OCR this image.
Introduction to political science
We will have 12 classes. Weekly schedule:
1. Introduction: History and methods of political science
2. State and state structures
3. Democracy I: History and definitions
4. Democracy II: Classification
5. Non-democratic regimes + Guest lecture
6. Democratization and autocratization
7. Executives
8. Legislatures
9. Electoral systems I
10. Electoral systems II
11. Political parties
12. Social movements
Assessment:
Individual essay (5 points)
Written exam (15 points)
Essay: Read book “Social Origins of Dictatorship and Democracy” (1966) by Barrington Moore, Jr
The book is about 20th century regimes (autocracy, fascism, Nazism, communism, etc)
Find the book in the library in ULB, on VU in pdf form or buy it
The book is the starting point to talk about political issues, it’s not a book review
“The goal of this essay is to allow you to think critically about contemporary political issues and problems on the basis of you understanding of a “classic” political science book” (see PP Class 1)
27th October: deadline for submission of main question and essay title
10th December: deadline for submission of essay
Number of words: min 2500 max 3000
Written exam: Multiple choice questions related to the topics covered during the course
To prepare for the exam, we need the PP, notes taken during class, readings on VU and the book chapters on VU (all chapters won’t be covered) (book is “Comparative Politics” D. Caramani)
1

....................

**Do this:**
Please repeat the listing above in full and exactly.

**Answer for this exercise:**
OCR this image.
Introduction to political science
We will have 12 classes. Weekly schedule:
1. Introduction: History and methods of political science
2. State and state structures
3. Democracy I: History and definitions
4. Democracy II: Classification
5. Non-democratic regimes + Guest lecture
6. Democratization and autocratization
7. Executives
8. Legislatures
9. Electoral systems I
10. Electoral systems II
11. Political parties
12. Social movements
Assessment:
Individual essay (5 points)
Written exam (15 points)
Essay: Read book “Social Origins of Dictatorship and Democracy” (1966) by Barrington Moore, Jr
The book is about 20th century regimes (autocracy, fascism, Nazism, communism, etc)
Find the book in the library in ULB, on VU in pdf form or buy it
The book is the starting point to talk about political issues, it’s not a book review
“The goal of this essay is to allow you to think critically about contemporary political issues and problems on the basis of you understanding of a “classic” political science book” (see PP Class 1)
27th October: deadline for submission of main question and essay title
10th December: deadline for submission of essay
Number of words: min 2500 max 3000
Written exam: Multiple choice questions related to the topics covered during the course
To prepare for the exam, we need the PP, notes taken during class, readings on VU and the book chapters on VU (all chapters won’t be covered) (book is “Comparative Politics” D. Caramani)
1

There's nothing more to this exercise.